Page extract
* Begin *

CP Symmetry Violation

views updated

CP SYMMETRY VIOLATION

The symmetry known as CP is a fundamental relation between matter and antimatter. The discovery of its violation by James Christenson, James Cronin, Val Fitch, and René Turlay (1964) has given us important insights into the structure of particle interactions and into why the universe appears to contain more matter than antimatter.

In 1928, Paul Dirac predicted that every particle has a corresponding antiparticle. If the particle has quantum numbers (intrinsic properties), such as electric charge, the antiparticle will have opposite quantum numbers. Thus, an electron, with charge -|e |, has as its antiparticle a positron with charge +|e | and the same mass and spin. Some neutral particles, such as the photon, the quantum of radiation, are their own antiparticles. Others, like the neutron, have distinct antiparticles; the neutron carries a quantum number known as baryon number B = 1, and the antineutron has B = -1. (The prefix baryis Greek for heavy.) The operation of charge reversal, or C, carries a particle into its antiparticle.

Many laws of physics are invariant under the C operation; that is, they do not change their form, and, consequently, one cannot tell whether one lives in a world made of matter or one made of antimatter. Many equations are also invariant under two other important symmetries: space reflection, or parity, denoted by P, which reverses the direction of all spatial coordinates, and time reversal, denoted by T, which reverses the arrow of time. By observing systems governed by these equations, one cannot tell whether the world is reflected in a mirror or in which direction its clock is running. Maxwell's equations of electromagnetism and the equations of classical mechanics, for example, are invariant separately under P and T.

* End *

Task statement
According to the piece on CP symmetry violation, in what year did Paul Dirac predict that every particle has a corresponding antiparticle? You don't need the lines for anything here.

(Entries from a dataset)
* Begin *

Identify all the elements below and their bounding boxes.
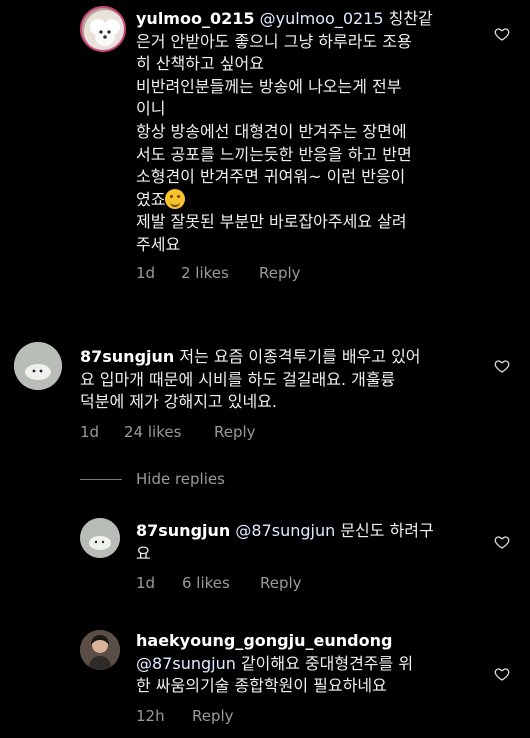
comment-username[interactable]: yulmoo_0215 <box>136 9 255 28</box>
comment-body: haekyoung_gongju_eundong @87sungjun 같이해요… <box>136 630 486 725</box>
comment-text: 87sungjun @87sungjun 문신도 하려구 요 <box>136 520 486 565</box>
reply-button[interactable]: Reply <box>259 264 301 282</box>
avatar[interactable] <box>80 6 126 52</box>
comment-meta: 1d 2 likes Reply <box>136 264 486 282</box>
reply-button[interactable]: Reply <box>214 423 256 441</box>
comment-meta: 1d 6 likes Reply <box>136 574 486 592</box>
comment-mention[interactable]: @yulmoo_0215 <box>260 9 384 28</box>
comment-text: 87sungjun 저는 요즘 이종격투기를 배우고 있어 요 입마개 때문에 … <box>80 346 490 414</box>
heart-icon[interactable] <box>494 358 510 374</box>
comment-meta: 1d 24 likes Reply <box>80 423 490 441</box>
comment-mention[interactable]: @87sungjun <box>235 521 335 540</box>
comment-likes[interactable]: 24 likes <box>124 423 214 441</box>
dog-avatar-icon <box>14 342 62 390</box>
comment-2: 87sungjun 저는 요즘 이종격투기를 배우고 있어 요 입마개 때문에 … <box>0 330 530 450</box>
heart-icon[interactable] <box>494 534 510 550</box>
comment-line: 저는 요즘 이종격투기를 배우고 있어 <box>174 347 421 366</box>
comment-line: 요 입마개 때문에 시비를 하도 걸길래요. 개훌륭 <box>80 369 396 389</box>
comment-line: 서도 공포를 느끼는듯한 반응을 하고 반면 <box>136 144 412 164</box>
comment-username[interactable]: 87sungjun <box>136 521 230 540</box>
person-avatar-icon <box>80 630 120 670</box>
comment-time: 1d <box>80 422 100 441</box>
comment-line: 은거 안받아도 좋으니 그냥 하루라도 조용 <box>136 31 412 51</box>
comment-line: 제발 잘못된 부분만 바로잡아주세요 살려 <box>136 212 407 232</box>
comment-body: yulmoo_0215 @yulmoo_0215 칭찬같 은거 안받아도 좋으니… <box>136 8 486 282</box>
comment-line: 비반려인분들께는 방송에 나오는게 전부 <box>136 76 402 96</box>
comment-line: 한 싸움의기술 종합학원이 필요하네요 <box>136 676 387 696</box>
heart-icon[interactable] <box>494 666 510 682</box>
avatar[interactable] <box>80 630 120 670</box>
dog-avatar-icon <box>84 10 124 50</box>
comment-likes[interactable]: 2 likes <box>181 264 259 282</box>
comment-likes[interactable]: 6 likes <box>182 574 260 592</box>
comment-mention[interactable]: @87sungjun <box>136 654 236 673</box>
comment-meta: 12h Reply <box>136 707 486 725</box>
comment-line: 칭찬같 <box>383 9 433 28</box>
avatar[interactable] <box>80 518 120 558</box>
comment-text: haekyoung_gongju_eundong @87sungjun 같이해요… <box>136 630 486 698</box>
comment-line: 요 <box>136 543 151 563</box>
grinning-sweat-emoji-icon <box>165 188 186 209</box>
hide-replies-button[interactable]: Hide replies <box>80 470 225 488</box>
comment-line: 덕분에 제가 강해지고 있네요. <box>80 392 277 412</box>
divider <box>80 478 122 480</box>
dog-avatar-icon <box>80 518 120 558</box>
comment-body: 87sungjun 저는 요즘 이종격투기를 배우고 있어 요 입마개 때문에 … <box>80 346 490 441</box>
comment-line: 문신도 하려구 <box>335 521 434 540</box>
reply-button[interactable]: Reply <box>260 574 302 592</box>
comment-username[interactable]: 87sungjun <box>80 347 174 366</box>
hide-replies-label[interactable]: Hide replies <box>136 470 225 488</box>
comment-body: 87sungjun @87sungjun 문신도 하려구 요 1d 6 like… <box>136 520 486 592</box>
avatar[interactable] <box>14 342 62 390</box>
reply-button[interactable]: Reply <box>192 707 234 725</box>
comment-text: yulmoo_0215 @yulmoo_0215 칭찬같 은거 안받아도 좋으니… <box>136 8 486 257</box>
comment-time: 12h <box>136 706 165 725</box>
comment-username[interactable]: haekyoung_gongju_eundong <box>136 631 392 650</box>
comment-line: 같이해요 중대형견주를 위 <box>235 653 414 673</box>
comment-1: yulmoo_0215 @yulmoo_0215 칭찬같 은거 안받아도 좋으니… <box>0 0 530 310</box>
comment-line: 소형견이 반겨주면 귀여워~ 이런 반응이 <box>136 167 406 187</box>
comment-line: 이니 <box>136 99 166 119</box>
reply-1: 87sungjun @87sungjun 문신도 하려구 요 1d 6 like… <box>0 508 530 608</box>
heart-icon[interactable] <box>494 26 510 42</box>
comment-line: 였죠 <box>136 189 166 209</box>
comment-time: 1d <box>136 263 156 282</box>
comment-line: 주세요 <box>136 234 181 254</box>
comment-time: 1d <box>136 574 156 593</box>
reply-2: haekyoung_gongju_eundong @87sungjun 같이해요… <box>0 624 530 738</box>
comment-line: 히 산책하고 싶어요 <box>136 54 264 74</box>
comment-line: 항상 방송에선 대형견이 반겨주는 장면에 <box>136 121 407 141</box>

* End *

Solution below
1928